#### Data rows
================================

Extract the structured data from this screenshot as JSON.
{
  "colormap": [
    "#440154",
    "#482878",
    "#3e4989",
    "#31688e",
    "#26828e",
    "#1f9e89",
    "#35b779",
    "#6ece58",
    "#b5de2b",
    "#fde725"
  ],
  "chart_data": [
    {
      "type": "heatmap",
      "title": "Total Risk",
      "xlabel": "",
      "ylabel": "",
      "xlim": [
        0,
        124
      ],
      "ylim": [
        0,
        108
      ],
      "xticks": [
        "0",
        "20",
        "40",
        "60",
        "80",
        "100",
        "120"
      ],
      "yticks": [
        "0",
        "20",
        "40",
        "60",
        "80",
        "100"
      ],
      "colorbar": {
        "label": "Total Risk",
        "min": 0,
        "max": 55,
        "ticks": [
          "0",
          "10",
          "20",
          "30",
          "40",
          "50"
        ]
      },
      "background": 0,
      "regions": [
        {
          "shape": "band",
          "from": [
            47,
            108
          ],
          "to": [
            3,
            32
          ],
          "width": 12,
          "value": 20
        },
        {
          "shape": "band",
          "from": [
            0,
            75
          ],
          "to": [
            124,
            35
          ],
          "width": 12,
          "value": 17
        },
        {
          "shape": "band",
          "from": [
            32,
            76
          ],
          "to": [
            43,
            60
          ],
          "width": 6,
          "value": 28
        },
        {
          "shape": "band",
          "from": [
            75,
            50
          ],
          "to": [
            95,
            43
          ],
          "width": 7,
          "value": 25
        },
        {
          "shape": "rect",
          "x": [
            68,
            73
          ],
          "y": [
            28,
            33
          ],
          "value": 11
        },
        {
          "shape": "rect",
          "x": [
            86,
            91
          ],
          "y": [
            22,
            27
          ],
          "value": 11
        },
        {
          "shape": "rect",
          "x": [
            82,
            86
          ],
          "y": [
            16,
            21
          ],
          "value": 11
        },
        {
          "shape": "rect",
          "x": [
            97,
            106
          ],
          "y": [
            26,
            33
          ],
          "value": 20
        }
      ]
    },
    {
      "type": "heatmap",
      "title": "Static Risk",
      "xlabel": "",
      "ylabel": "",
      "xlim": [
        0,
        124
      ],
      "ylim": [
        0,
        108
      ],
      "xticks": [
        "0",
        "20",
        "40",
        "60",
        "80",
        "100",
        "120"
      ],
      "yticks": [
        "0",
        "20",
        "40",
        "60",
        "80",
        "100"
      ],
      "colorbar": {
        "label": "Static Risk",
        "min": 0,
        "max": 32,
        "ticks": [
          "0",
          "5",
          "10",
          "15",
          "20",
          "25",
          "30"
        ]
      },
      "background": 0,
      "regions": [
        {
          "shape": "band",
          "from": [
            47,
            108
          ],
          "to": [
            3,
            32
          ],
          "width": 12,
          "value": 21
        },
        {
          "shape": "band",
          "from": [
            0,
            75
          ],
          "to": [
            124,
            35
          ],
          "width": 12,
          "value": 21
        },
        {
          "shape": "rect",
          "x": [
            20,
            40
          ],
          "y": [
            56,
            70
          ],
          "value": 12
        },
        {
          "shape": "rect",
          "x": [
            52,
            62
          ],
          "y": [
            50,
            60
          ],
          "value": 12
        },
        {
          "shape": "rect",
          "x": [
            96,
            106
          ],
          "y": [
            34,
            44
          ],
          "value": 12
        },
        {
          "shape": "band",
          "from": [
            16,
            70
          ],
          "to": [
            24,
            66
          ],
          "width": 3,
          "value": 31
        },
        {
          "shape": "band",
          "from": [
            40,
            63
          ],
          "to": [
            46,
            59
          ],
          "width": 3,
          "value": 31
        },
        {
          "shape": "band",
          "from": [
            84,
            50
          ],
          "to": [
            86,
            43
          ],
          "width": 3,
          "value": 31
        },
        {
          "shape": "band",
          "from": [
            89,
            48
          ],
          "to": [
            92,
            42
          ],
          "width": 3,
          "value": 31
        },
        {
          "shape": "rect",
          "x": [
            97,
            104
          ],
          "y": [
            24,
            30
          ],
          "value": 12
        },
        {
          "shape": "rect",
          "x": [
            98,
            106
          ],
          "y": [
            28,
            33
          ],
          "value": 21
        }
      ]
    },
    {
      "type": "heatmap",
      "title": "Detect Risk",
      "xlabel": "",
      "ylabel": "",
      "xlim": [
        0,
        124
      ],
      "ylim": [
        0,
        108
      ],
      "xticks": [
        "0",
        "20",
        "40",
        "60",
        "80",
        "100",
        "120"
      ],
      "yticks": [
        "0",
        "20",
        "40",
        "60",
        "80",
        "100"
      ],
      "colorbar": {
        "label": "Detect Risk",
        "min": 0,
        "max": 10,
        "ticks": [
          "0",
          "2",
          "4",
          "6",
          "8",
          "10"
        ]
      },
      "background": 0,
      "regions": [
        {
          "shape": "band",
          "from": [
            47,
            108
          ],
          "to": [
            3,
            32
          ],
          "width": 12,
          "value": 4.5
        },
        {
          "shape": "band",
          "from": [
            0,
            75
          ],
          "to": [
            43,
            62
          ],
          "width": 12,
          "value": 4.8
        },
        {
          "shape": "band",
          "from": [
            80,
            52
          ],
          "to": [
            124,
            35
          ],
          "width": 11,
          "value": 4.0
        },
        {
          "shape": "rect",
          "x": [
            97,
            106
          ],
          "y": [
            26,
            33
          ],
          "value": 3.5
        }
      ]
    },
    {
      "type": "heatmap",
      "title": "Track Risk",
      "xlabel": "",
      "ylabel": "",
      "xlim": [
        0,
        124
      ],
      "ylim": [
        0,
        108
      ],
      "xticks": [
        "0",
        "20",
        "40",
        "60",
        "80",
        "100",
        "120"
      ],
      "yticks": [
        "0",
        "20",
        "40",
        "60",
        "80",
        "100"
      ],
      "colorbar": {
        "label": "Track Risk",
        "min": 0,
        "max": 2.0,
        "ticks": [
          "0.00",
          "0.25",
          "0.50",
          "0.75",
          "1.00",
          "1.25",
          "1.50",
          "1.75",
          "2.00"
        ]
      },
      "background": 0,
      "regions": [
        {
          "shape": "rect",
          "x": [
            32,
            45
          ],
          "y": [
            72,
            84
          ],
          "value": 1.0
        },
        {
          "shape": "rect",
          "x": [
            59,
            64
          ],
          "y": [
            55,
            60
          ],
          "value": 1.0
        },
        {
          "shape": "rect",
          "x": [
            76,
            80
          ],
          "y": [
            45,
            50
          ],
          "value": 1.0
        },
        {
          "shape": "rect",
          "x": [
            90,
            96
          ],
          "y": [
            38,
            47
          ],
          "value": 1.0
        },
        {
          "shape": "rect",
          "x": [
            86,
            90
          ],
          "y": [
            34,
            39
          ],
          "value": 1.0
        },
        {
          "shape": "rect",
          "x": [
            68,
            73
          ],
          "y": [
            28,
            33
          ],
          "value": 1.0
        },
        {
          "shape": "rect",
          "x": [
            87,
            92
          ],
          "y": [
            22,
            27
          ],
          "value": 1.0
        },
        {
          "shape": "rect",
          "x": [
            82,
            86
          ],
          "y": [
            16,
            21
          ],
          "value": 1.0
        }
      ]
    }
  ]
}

================================

#### What to do
In the records above, how many lines include "Detect"? Give that number and nothing more.

#### Result
2